- What the exercise asks
Count the lines of the records that contain the string "calendar", treating case as significant, and give only the number.
•••
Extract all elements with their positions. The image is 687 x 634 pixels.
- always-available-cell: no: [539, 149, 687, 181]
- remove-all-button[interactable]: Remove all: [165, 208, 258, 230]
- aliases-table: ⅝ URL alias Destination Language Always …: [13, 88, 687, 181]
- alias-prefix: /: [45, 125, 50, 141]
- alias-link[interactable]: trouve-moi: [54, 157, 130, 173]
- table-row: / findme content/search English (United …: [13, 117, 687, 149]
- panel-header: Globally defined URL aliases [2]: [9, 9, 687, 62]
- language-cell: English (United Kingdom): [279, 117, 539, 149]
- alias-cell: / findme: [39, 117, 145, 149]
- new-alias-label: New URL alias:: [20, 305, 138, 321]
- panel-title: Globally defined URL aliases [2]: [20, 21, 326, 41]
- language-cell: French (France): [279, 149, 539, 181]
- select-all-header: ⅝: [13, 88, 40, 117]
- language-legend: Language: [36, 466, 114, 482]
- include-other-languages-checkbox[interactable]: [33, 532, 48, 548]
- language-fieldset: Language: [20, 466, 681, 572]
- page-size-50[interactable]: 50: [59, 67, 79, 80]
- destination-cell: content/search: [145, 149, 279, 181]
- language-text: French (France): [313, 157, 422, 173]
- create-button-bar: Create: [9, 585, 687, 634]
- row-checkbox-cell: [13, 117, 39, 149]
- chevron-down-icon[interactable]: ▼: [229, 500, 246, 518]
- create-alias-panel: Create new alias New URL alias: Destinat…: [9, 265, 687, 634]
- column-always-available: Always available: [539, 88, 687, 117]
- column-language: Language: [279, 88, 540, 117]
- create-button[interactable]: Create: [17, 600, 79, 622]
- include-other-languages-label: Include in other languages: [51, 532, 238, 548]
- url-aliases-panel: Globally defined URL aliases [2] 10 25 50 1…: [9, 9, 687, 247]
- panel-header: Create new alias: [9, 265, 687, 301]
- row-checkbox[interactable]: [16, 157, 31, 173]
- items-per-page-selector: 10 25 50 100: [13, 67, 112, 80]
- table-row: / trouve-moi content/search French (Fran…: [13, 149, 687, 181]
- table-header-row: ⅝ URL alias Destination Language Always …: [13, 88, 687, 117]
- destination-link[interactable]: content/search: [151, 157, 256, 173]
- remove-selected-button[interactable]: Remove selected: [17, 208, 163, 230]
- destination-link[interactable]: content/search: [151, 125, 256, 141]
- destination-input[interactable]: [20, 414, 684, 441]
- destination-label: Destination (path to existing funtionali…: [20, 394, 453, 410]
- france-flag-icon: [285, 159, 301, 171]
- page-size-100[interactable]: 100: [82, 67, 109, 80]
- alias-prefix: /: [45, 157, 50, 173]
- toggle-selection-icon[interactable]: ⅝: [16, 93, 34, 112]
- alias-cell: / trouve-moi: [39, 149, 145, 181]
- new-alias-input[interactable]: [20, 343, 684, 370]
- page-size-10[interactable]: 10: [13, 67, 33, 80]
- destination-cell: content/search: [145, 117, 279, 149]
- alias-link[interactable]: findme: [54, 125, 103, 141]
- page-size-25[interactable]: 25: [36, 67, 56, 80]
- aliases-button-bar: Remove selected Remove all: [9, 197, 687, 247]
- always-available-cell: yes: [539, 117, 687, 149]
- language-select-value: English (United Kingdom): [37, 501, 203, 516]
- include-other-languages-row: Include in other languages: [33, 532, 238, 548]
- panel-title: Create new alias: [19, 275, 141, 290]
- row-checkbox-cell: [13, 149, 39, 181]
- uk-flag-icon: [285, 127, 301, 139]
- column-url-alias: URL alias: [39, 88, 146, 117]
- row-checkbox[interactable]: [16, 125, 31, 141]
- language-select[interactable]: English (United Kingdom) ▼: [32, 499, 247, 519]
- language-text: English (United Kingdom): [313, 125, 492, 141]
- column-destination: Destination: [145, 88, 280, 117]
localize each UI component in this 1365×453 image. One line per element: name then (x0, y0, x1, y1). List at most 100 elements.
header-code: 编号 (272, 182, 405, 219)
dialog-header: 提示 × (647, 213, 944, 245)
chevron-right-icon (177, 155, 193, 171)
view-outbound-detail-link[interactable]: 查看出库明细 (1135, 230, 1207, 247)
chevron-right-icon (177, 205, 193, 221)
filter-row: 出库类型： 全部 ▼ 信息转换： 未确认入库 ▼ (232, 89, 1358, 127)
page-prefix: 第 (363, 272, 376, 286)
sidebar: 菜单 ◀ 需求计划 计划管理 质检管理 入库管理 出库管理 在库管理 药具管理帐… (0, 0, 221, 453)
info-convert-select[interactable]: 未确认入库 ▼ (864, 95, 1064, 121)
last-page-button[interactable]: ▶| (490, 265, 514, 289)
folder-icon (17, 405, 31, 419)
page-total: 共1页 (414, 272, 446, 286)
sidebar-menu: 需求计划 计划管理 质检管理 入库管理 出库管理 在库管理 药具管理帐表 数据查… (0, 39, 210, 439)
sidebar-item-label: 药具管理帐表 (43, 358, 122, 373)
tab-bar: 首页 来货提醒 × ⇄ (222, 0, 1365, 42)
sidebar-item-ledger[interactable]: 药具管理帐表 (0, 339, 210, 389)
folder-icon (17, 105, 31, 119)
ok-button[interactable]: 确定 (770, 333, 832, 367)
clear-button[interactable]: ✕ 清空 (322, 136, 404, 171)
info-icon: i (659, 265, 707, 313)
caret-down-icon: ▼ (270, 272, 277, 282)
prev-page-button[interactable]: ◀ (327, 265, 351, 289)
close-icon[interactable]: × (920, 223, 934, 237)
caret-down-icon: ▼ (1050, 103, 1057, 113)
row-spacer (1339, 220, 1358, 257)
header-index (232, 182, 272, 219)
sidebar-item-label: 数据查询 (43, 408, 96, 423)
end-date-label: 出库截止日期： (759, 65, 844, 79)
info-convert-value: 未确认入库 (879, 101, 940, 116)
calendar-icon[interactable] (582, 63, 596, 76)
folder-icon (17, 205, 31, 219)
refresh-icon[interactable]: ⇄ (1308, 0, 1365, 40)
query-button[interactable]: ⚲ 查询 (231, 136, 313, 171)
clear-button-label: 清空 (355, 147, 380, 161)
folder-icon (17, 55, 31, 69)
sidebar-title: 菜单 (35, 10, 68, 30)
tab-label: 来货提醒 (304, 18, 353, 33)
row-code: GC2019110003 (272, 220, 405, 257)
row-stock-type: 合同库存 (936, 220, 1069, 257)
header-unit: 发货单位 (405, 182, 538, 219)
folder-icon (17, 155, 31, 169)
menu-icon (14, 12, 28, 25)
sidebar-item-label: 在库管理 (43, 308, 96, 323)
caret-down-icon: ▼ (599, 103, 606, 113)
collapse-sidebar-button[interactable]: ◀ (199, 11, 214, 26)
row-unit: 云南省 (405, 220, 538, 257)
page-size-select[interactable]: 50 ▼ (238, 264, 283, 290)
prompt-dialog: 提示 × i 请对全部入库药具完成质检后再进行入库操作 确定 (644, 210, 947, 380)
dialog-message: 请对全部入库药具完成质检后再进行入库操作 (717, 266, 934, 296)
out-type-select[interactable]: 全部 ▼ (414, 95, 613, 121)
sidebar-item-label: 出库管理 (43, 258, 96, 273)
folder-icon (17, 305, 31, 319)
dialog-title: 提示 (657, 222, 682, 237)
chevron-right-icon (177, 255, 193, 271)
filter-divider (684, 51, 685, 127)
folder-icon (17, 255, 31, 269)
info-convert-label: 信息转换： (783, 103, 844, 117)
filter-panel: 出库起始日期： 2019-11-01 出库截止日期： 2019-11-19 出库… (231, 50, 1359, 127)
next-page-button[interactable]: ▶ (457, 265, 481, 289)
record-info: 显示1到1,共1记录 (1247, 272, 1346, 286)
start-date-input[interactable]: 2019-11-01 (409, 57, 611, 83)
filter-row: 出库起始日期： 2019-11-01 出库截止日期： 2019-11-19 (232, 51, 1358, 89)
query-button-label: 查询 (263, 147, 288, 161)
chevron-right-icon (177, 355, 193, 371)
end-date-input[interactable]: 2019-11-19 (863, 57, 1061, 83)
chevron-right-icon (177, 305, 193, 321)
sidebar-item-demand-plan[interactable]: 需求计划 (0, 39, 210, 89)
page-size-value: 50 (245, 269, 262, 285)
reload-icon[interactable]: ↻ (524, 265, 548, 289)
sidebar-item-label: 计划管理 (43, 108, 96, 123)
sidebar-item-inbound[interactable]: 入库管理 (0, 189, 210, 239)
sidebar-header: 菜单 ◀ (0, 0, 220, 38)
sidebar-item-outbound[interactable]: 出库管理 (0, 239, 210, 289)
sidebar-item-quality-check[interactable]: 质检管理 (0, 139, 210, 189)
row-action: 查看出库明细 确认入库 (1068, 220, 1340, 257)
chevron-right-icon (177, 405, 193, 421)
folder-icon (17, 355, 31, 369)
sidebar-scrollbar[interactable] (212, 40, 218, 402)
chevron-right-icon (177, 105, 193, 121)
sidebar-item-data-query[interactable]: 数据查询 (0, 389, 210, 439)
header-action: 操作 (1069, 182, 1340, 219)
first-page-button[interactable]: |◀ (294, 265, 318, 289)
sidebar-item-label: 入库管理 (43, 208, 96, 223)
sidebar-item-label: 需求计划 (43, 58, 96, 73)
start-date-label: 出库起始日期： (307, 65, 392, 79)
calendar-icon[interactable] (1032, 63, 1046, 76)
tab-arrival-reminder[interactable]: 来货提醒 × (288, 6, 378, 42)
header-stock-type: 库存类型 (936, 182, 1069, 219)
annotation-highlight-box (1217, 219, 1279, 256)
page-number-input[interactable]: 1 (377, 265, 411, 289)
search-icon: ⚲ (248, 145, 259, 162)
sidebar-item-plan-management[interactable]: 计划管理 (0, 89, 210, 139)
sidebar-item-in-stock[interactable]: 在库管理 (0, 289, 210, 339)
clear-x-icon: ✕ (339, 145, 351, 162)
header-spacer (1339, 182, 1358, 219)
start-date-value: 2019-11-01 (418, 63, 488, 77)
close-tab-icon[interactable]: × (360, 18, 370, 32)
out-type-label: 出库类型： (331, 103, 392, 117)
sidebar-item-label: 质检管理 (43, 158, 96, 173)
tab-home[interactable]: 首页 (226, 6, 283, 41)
•••
- Answer to the task
2